→ Recorded information:
____________________
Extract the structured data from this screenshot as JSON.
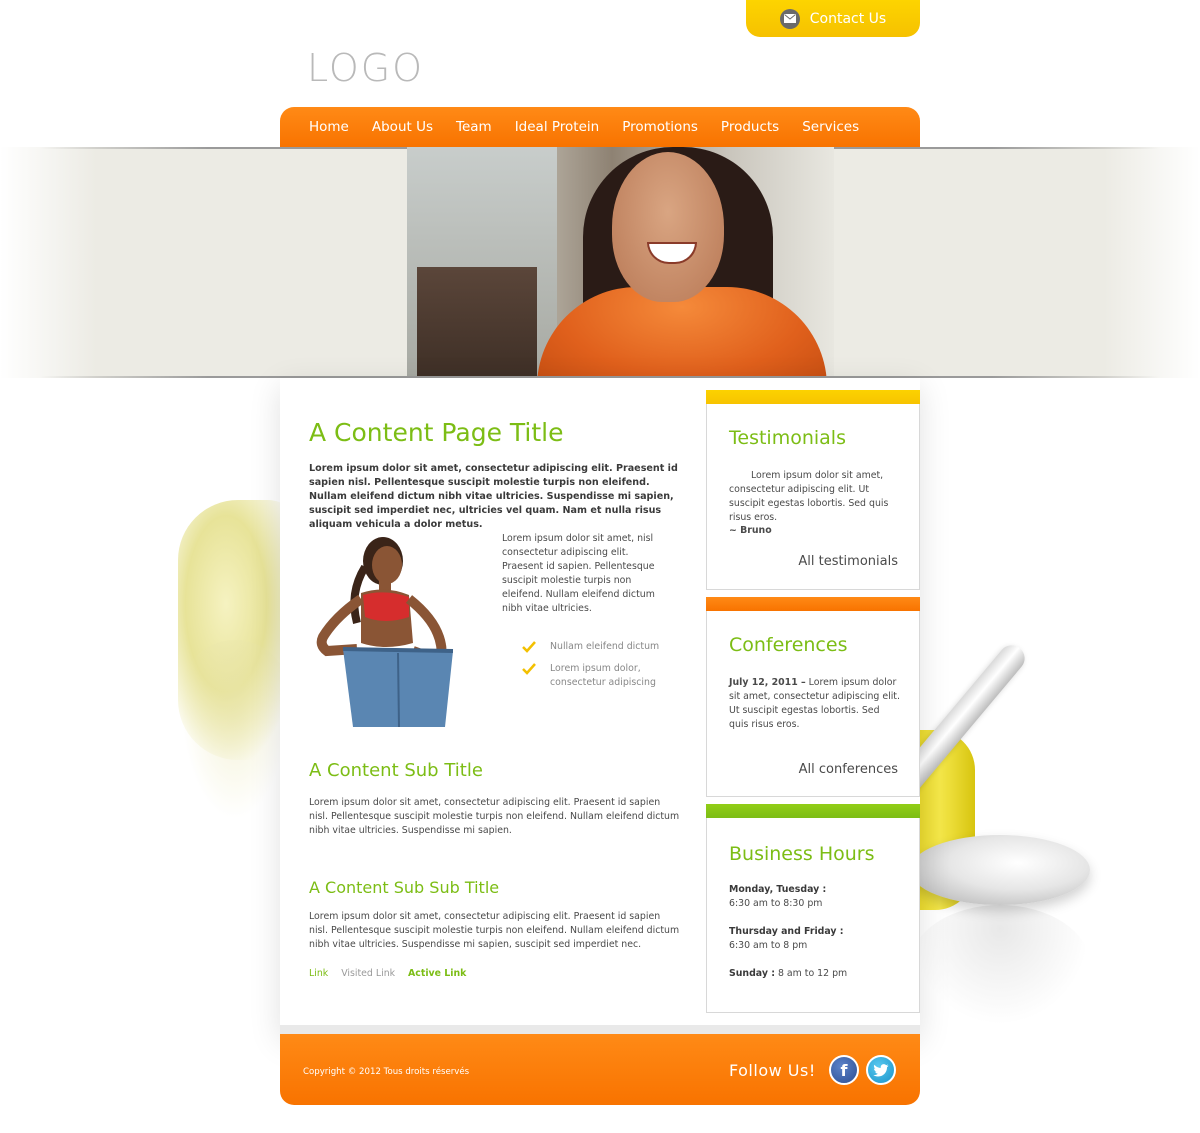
{
  "header": {
    "contact_label": "Contact Us",
    "logo_text": "LOGO"
  },
  "nav": {
    "items": [
      {
        "label": "Home"
      },
      {
        "label": "About Us"
      },
      {
        "label": "Team"
      },
      {
        "label": "Ideal Protein"
      },
      {
        "label": "Promotions"
      },
      {
        "label": "Products"
      },
      {
        "label": "Services"
      }
    ]
  },
  "main": {
    "title": "A Content Page Title",
    "intro": "Lorem ipsum dolor sit amet, consectetur adipiscing elit. Praesent id sapien nisl. Pellentesque suscipit molestie turpis non eleifend. Nullam eleifend dictum nibh vitae ultricies. Suspendisse mi sapien, suscipit sed imperdiet nec, ultricies vel quam. Nam et nulla risus aliquam vehicula a dolor metus.",
    "side_text": "Lorem ipsum dolor sit amet, nisl consectetur adipiscing elit. Praesent id sapien. Pellentesque suscipit molestie turpis non eleifend. Nullam eleifend dictum nibh vitae ultricies.",
    "checklist": [
      "Nullam eleifend dictum",
      "Lorem ipsum dolor, consectetur adipiscing"
    ],
    "sub_title": "A Content Sub Title",
    "sub_text": "Lorem ipsum dolor sit amet, consectetur adipiscing elit. Praesent id sapien nisl. Pellentesque suscipit molestie turpis non eleifend. Nullam eleifend dictum nibh vitae ultricies. Suspendisse mi sapien.",
    "subsub_title": "A Content Sub Sub Title",
    "subsub_text": "Lorem ipsum dolor sit amet, consectetur adipiscing elit. Praesent id sapien nisl. Pellentesque suscipit molestie turpis non eleifend. Nullam eleifend dictum nibh vitae ultricies. Suspendisse mi sapien, suscipit sed imperdiet nec.",
    "links": {
      "link": "Link",
      "visited": "Visited Link",
      "active": "Active Link"
    }
  },
  "sidebar": {
    "testimonials": {
      "title": "Testimonials",
      "quote": "Lorem ipsum dolor sit amet, consectetur adipiscing elit. Ut suscipit egestas lobortis. Sed quis risus eros.",
      "author": "~ Bruno",
      "link": "All testimonials"
    },
    "conferences": {
      "title": "Conferences",
      "date": "July 12, 2011 –",
      "text": " Lorem ipsum dolor sit amet, consectetur adipiscing elit. Ut suscipit egestas lobortis. Sed quis risus eros.",
      "link": "All conferences"
    },
    "hours": {
      "title": "Business Hours",
      "rows": [
        {
          "days": "Monday, Tuesday :",
          "time": "6:30 am to 8:30 pm"
        },
        {
          "days": "Thursday and Friday :",
          "time": "6:30 am to 8 pm"
        },
        {
          "days": "Sunday :",
          "time": "8 am to 12 pm"
        }
      ]
    }
  },
  "footer": {
    "copyright": "Copyright © 2012 Tous droits réservés",
    "follow": "Follow Us!",
    "social_icons": [
      "facebook-icon",
      "twitter-icon"
    ]
  },
  "colors": {
    "orange": "#f87300",
    "yellow": "#fcd200",
    "green": "#7cbd15"
  }
}
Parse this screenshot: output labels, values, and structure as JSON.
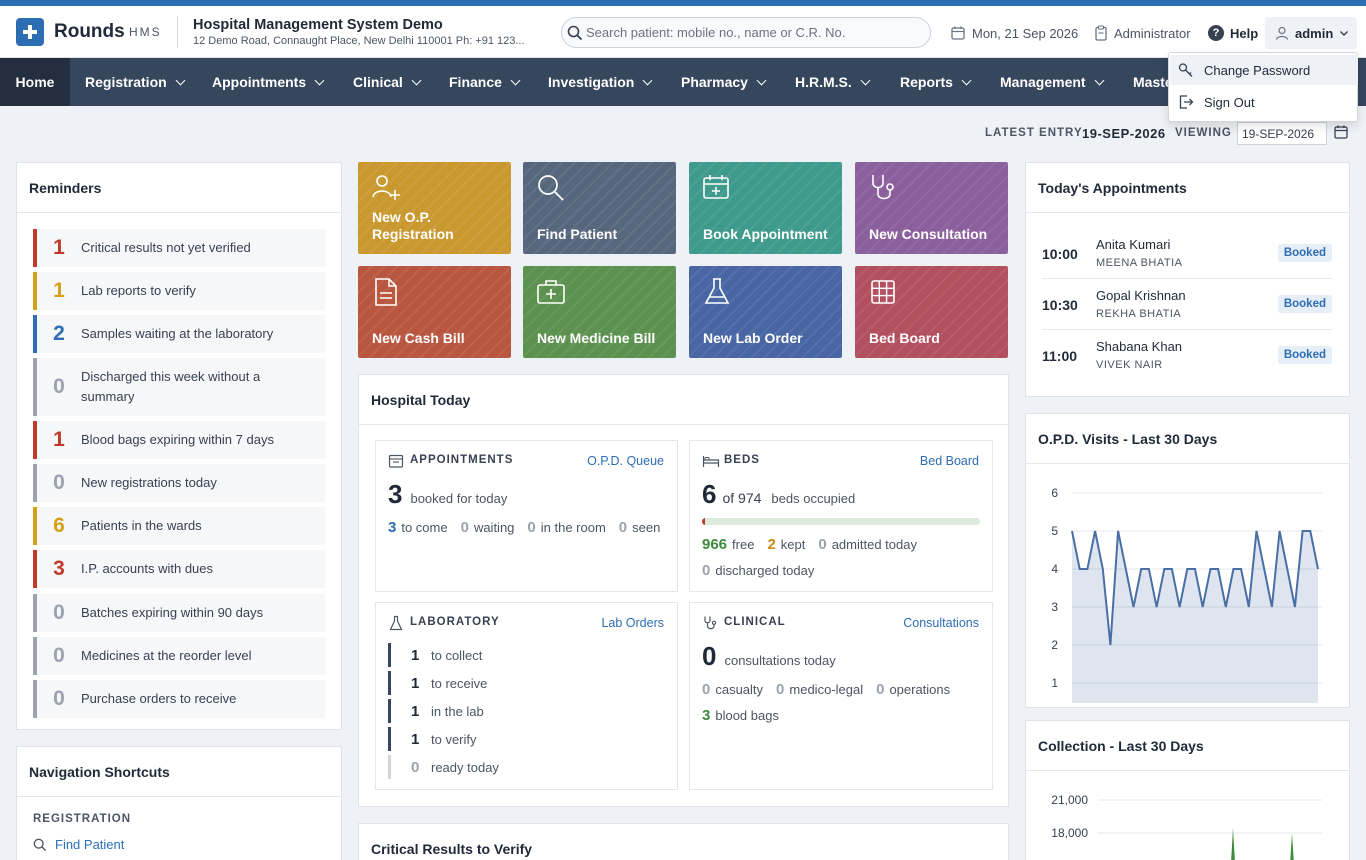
____________________
→ Instructions for the task:
What belongs in the answer is each line of the listing that contains the word "quis".

→ Your solution:
      "quote": "Lorem ipsum dolor sit amet, consectetur adipiscing elit. Ut suscipit egestas lobortis. Sed quis risus eros.",
      "text": " Lorem ipsum dolor sit amet, consectetur adipiscing elit. Ut suscipit egestas lobortis. Sed quis risus eros.",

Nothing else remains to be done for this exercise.